Exercise directions:
In the material below, list every line carrying the string "sistema".

Data for the task:
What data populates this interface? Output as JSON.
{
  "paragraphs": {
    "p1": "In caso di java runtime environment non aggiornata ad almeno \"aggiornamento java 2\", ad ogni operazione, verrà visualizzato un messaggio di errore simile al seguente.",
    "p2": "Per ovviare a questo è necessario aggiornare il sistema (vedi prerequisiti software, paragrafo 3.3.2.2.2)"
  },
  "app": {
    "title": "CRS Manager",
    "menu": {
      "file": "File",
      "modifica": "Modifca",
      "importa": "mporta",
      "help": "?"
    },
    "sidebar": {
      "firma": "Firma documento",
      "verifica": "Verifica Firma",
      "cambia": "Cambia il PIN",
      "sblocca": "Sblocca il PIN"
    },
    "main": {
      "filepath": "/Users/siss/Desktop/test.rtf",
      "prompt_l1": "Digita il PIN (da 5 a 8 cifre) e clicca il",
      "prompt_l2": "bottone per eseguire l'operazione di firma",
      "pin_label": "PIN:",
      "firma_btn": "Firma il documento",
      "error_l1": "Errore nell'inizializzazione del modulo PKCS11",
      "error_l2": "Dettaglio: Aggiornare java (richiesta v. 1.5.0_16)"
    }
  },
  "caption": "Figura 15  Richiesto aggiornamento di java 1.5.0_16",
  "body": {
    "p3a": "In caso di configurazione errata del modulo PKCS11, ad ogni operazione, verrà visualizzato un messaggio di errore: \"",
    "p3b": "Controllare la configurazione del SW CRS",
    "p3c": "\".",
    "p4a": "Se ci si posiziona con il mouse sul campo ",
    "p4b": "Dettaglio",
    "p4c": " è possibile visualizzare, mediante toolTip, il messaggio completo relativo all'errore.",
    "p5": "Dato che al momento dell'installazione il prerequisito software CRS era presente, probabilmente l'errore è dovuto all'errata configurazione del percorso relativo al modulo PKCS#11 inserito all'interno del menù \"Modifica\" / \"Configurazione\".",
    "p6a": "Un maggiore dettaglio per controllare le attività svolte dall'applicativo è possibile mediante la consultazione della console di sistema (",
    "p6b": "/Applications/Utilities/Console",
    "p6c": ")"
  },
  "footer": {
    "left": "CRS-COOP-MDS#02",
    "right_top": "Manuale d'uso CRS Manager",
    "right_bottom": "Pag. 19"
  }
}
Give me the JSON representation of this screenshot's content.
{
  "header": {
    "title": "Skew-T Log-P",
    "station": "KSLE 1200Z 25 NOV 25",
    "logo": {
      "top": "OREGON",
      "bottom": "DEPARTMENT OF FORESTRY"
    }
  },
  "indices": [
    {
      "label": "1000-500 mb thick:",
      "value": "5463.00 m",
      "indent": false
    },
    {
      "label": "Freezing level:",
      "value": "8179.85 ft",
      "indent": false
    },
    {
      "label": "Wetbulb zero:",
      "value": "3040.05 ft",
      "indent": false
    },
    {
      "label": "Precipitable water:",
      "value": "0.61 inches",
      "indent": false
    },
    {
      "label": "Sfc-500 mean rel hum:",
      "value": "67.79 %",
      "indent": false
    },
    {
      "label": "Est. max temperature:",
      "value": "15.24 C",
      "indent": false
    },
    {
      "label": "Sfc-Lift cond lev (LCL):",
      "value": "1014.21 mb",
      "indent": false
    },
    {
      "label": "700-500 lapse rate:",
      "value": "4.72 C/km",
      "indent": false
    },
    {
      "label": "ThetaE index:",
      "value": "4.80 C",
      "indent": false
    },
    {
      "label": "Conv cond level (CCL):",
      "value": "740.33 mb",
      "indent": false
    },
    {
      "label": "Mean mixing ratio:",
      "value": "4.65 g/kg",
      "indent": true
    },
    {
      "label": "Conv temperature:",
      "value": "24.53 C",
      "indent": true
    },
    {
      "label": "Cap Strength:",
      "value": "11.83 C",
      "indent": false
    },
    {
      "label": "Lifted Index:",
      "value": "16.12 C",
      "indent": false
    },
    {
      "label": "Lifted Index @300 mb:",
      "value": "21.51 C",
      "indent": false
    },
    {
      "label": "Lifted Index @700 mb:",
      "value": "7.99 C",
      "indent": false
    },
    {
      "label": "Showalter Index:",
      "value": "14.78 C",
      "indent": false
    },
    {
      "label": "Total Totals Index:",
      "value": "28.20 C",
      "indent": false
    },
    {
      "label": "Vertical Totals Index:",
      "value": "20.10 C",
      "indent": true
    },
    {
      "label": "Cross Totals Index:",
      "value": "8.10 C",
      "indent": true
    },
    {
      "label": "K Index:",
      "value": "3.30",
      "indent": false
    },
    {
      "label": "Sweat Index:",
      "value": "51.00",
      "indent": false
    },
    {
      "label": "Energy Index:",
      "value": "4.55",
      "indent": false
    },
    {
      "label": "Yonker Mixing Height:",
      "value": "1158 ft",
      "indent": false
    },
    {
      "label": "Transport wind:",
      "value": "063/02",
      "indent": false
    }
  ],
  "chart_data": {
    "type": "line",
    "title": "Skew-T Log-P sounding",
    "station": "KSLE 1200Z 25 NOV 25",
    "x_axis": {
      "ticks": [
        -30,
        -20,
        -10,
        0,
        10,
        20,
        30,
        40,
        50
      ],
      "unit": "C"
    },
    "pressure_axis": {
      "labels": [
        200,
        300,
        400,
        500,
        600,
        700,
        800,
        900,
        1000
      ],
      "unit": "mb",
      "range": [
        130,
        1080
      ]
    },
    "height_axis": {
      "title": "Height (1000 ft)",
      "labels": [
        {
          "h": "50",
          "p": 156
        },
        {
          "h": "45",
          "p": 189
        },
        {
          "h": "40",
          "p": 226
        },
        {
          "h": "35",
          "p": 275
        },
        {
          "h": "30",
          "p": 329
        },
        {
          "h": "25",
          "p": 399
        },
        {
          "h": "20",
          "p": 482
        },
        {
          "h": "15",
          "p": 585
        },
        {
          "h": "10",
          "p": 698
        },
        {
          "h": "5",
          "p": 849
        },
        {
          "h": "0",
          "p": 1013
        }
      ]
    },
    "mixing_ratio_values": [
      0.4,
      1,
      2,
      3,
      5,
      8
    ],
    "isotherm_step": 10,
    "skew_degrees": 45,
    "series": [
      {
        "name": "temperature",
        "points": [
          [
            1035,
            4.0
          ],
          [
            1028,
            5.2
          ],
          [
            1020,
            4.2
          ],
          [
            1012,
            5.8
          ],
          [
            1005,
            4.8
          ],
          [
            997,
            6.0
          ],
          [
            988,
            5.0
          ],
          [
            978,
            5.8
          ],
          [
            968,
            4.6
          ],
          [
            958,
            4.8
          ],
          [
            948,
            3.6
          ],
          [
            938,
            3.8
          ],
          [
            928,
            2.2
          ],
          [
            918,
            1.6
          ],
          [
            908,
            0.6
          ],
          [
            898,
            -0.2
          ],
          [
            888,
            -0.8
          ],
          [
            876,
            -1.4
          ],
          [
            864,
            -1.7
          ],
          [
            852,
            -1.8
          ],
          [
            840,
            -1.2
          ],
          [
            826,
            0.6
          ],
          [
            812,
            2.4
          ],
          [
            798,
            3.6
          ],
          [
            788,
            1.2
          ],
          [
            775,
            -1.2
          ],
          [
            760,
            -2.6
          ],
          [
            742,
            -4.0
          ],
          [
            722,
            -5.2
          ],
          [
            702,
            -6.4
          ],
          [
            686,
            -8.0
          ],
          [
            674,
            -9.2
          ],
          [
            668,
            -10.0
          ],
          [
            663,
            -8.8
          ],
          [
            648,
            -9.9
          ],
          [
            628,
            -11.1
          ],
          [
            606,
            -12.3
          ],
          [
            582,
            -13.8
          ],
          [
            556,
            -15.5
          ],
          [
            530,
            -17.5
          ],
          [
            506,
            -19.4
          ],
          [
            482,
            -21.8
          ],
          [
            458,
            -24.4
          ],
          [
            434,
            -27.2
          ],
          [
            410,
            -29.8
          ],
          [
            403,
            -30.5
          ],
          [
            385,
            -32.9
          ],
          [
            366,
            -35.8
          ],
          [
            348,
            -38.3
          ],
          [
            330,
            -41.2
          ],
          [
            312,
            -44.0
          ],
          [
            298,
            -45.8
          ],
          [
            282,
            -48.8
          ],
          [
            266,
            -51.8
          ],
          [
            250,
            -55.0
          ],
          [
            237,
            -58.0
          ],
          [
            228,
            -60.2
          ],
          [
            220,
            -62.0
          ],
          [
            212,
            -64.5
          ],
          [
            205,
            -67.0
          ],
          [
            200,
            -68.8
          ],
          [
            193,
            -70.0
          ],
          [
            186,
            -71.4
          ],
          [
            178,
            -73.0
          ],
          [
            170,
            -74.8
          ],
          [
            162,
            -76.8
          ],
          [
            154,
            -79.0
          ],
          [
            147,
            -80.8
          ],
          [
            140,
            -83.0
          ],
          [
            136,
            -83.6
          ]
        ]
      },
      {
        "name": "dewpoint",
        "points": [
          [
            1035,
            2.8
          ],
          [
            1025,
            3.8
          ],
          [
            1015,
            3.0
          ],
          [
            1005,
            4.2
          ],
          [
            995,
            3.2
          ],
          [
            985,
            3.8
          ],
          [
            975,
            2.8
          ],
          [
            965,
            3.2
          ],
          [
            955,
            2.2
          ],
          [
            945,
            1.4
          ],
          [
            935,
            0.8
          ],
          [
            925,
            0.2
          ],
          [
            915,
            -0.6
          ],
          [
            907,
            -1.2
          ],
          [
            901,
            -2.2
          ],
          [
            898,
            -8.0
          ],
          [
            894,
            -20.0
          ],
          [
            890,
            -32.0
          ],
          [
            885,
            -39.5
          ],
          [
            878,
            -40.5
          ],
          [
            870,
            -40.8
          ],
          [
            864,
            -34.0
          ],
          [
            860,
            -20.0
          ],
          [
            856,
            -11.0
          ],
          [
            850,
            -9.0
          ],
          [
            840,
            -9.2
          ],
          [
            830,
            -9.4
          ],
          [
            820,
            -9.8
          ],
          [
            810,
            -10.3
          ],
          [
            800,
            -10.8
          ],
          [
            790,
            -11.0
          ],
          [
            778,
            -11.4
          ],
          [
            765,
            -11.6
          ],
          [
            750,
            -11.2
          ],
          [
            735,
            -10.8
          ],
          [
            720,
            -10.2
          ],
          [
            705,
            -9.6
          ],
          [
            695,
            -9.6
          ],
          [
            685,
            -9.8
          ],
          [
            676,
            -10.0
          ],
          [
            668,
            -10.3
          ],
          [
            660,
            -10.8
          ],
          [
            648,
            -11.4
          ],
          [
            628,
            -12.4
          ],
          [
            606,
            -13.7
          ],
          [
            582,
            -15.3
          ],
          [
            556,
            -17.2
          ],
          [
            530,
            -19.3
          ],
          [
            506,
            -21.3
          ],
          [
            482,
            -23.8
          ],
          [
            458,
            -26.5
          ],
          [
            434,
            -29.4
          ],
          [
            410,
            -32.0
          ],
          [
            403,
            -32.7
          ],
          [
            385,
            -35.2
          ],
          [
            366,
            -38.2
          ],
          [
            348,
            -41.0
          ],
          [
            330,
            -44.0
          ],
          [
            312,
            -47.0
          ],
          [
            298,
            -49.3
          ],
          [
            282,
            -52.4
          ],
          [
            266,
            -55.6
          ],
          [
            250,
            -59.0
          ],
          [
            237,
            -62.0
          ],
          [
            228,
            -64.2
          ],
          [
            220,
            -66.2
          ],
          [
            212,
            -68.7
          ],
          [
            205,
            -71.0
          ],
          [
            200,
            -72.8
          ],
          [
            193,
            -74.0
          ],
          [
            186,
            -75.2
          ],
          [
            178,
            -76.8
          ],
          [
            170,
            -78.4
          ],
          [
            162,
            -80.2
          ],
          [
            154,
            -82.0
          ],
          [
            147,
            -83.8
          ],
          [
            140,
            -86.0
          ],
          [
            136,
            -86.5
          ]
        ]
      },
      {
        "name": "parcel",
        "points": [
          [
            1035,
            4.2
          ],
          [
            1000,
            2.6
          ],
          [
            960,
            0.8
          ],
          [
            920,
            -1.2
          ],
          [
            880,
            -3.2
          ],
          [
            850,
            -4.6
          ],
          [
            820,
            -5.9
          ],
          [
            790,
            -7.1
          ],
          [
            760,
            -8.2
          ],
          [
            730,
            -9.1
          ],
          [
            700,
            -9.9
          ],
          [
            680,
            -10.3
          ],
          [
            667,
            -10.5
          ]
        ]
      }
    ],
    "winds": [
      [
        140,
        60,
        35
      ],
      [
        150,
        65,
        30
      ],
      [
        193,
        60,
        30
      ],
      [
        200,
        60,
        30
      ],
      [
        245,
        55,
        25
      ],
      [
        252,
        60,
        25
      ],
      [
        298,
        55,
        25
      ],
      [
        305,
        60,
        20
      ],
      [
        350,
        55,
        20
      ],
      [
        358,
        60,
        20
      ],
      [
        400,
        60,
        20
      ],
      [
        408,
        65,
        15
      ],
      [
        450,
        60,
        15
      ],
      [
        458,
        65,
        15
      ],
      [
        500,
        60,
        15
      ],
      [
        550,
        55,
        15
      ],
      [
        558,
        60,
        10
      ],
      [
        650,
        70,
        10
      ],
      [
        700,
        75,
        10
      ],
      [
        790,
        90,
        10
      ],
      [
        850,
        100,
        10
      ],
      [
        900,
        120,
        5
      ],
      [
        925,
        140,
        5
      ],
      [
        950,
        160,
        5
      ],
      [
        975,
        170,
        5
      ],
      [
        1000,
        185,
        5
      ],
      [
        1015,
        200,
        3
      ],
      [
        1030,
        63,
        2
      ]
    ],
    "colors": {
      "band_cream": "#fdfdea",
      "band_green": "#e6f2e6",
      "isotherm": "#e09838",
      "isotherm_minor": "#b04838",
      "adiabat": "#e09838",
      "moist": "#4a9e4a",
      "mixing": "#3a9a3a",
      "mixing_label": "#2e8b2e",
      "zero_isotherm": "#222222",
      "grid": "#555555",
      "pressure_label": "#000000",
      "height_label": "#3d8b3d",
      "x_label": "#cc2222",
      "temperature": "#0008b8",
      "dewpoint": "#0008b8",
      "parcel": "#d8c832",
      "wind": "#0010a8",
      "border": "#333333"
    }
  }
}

Response:
    "p2": "Per ovviare a questo è necessario aggiornare il sistema (vedi prerequisiti software, paragrafo 3.3.2.2.2)"
    "p6a": "Un maggiore dettaglio per controllare le attività svolte dall'applicativo è possibile mediante la consultazione della console di sistema (",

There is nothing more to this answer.